Source material >>

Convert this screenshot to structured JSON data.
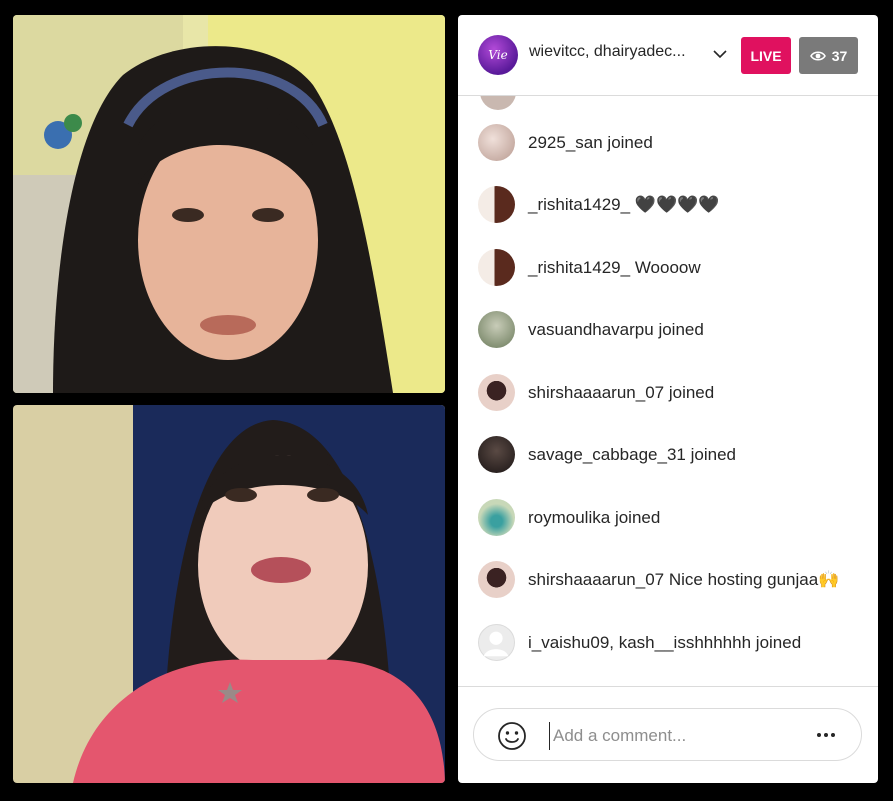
{
  "header": {
    "host_avatar_text": "Vie",
    "host_names": "wievitcc, dhairyadec...",
    "live_label": "LIVE",
    "viewer_count": "37"
  },
  "comments": [
    {
      "user": "2925_san",
      "message": "joined",
      "avatar_color": "#d9c2bb"
    },
    {
      "user": "_rishita1429_",
      "message": "🖤🖤🖤🖤",
      "avatar_color": "#6b3b2a"
    },
    {
      "user": "_rishita1429_",
      "message": "Woooow",
      "avatar_color": "#6b3b2a"
    },
    {
      "user": "vasuandhavarpu",
      "message": "joined",
      "avatar_color": "#8a9a7a"
    },
    {
      "user": "shirshaaaarun_07",
      "message": "joined",
      "avatar_color": "#7a3a3a"
    },
    {
      "user": "savage_cabbage_31",
      "message": "joined",
      "avatar_color": "#3a3030"
    },
    {
      "user": "roymoulika",
      "message": "joined",
      "avatar_color": "#9ab090"
    },
    {
      "user": "shirshaaaarun_07",
      "message": "Nice hosting gunjaa🙌",
      "avatar_color": "#7a3a3a"
    },
    {
      "user": "i_vaishu09, kash__isshhhhhh",
      "message": "joined",
      "avatar_color": "#e0e0e0"
    }
  ],
  "footer": {
    "comment_placeholder": "Add a comment..."
  }
}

Objective >> Apart from the pictures, the entries above are to be repeated in full and exactly.

Expected answer >>
Convert this screenshot to structured JSON data.
{
  "header": {
    "host_avatar_text": "Vie",
    "host_names": "wievitcc, dhairyadec...",
    "live_label": "LIVE",
    "viewer_count": "37"
  },
  "comments": [
    {
      "user": "2925_san",
      "message": "joined",
      "avatar_color": "#d9c2bb"
    },
    {
      "user": "_rishita1429_",
      "message": "🖤🖤🖤🖤",
      "avatar_color": "#6b3b2a"
    },
    {
      "user": "_rishita1429_",
      "message": "Woooow",
      "avatar_color": "#6b3b2a"
    },
    {
      "user": "vasuandhavarpu",
      "message": "joined",
      "avatar_color": "#8a9a7a"
    },
    {
      "user": "shirshaaaarun_07",
      "message": "joined",
      "avatar_color": "#7a3a3a"
    },
    {
      "user": "savage_cabbage_31",
      "message": "joined",
      "avatar_color": "#3a3030"
    },
    {
      "user": "roymoulika",
      "message": "joined",
      "avatar_color": "#9ab090"
    },
    {
      "user": "shirshaaaarun_07",
      "message": "Nice hosting gunjaa🙌",
      "avatar_color": "#7a3a3a"
    },
    {
      "user": "i_vaishu09, kash__isshhhhhh",
      "message": "joined",
      "avatar_color": "#e0e0e0"
    }
  ],
  "footer": {
    "comment_placeholder": "Add a comment..."
  }
}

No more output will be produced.